Goal of the exercise: Repeat all entries exactly.

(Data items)

※ ※ ※

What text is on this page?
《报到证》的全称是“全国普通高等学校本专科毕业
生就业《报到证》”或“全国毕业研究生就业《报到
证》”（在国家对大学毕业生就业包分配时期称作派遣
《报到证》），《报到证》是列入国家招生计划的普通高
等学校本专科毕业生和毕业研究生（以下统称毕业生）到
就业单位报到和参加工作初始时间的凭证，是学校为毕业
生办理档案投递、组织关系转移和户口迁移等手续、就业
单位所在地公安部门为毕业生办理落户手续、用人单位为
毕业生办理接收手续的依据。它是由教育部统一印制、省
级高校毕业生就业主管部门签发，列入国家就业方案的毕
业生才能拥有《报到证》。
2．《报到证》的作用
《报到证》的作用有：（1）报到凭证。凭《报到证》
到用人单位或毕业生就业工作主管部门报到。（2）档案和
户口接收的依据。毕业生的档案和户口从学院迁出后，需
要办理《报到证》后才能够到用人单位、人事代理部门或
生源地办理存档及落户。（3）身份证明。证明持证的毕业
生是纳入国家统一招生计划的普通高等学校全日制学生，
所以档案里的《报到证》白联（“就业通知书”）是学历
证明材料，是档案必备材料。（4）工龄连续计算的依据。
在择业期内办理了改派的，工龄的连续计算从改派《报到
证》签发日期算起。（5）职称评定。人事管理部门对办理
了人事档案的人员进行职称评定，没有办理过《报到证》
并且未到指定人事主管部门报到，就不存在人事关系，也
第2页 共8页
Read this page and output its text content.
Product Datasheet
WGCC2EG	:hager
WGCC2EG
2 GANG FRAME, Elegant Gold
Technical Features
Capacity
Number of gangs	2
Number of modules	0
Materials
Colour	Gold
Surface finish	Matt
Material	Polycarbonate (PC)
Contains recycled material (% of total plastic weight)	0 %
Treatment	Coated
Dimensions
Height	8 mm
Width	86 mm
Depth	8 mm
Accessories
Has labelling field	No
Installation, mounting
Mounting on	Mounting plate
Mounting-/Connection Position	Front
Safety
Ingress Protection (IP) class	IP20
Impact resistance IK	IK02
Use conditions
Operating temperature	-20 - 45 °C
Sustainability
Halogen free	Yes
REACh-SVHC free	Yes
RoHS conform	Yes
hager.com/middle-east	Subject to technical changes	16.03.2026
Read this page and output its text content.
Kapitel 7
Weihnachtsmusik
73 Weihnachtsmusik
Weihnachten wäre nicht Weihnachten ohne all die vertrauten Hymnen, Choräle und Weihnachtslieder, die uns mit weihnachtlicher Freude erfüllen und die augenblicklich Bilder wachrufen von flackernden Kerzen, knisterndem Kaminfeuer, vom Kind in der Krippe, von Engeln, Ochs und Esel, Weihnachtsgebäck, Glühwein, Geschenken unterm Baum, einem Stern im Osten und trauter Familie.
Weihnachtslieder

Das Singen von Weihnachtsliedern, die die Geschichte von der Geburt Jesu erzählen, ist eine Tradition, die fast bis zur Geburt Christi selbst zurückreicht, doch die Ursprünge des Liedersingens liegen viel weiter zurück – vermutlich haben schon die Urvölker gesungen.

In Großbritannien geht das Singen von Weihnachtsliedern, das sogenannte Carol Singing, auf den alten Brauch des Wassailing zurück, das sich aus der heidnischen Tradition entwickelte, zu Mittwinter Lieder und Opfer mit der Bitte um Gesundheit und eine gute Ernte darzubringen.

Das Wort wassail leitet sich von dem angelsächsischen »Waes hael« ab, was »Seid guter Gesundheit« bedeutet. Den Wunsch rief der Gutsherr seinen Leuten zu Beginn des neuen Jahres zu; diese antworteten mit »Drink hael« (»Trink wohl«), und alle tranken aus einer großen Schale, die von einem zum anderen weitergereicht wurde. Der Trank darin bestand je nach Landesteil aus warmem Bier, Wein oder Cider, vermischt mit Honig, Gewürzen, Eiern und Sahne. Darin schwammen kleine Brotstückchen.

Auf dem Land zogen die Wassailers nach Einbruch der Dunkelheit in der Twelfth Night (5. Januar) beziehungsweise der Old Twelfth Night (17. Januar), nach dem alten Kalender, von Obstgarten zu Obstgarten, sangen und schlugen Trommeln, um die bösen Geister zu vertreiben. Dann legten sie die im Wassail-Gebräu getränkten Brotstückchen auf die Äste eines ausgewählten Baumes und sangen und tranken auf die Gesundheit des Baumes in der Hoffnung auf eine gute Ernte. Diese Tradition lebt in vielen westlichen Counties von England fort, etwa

※ ※ ※

Full solution:
What text is on this page?
《报到证》的全称是“全国普通高等学校本专科毕业
生就业《报到证》”或“全国毕业研究生就业《报到
证》”（在国家对大学毕业生就业包分配时期称作派遣
《报到证》），《报到证》是列入国家招生计划的普通高
等学校本专科毕业生和毕业研究生（以下统称毕业生）到
就业单位报到和参加工作初始时间的凭证，是学校为毕业
生办理档案投递、组织关系转移和户口迁移等手续、就业
单位所在地公安部门为毕业生办理落户手续、用人单位为
毕业生办理接收手续的依据。它是由教育部统一印制、省
级高校毕业生就业主管部门签发，列入国家就业方案的毕
业生才能拥有《报到证》。
2．《报到证》的作用
《报到证》的作用有：（1）报到凭证。凭《报到证》
到用人单位或毕业生就业工作主管部门报到。（2）档案和
户口接收的依据。毕业生的档案和户口从学院迁出后，需
要办理《报到证》后才能够到用人单位、人事代理部门或
生源地办理存档及落户。（3）身份证明。证明持证的毕业
生是纳入国家统一招生计划的普通高等学校全日制学生，
所以档案里的《报到证》白联（“就业通知书”）是学历
证明材料，是档案必备材料。（4）工龄连续计算的依据。
在择业期内办理了改派的，工龄的连续计算从改派《报到
证》签发日期算起。（5）职称评定。人事管理部门对办理
了人事档案的人员进行职称评定，没有办理过《报到证》
并且未到指定人事主管部门报到，就不存在人事关系，也
第2页 共8页
Read this page and output its text content.
Product Datasheet
WGCC2EG	:hager
WGCC2EG
2 GANG FRAME, Elegant Gold
Technical Features
Capacity
Number of gangs	2
Number of modules	0
Materials
Colour	Gold
Surface finish	Matt
Material	Polycarbonate (PC)
Contains recycled material (% of total plastic weight)	0 %
Treatment	Coated
Dimensions
Height	8 mm
Width	86 mm
Depth	8 mm
Accessories
Has labelling field	No
Installation, mounting
Mounting on	Mounting plate
Mounting-/Connection Position	Front
Safety
Ingress Protection (IP) class	IP20
Impact resistance IK	IK02
Use conditions
Operating temperature	-20 - 45 °C
Sustainability
Halogen free	Yes
REACh-SVHC free	Yes
RoHS conform	Yes
hager.com/middle-east	Subject to technical changes	16.03.2026
Read this page and output its text content.
Kapitel 7
Weihnachtsmusik
73 Weihnachtsmusik
Weihnachten wäre nicht Weihnachten ohne all die vertrauten Hymnen, Choräle und Weihnachtslieder, die uns mit weihnachtlicher Freude erfüllen und die augenblicklich Bilder wachrufen von flackernden Kerzen, knisterndem Kaminfeuer, vom Kind in der Krippe, von Engeln, Ochs und Esel, Weihnachtsgebäck, Glühwein, Geschenken unterm Baum, einem Stern im Osten und trauter Familie.
Weihnachtslieder

Das Singen von Weihnachtsliedern, die die Geschichte von der Geburt Jesu erzählen, ist eine Tradition, die fast bis zur Geburt Christi selbst zurückreicht, doch die Ursprünge des Liedersingens liegen viel weiter zurück – vermutlich haben schon die Urvölker gesungen.

In Großbritannien geht das Singen von Weihnachtsliedern, das sogenannte Carol Singing, auf den alten Brauch des Wassailing zurück, das sich aus der heidnischen Tradition entwickelte, zu Mittwinter Lieder und Opfer mit der Bitte um Gesundheit und eine gute Ernte darzubringen.

Das Wort wassail leitet sich von dem angelsächsischen »Waes hael« ab, was »Seid guter Gesundheit« bedeutet. Den Wunsch rief der Gutsherr seinen Leuten zu Beginn des neuen Jahres zu; diese antworteten mit »Drink hael« (»Trink wohl«), und alle tranken aus einer großen Schale, die von einem zum anderen weitergereicht wurde. Der Trank darin bestand je nach Landesteil aus warmem Bier, Wein oder Cider, vermischt mit Honig, Gewürzen, Eiern und Sahne. Darin schwammen kleine Brotstückchen.

Auf dem Land zogen die Wassailers nach Einbruch der Dunkelheit in der Twelfth Night (5. Januar) beziehungsweise der Old Twelfth Night (17. Januar), nach dem alten Kalender, von Obstgarten zu Obstgarten, sangen und schlugen Trommeln, um die bösen Geister zu vertreiben. Dann legten sie die im Wassail-Gebräu getränkten Brotstückchen auf die Äste eines ausgewählten Baumes und sangen und tranken auf die Gesundheit des Baumes in der Hoffnung auf eine gute Ernte. Diese Tradition lebt in vielen westlichen Counties von England fort, etwa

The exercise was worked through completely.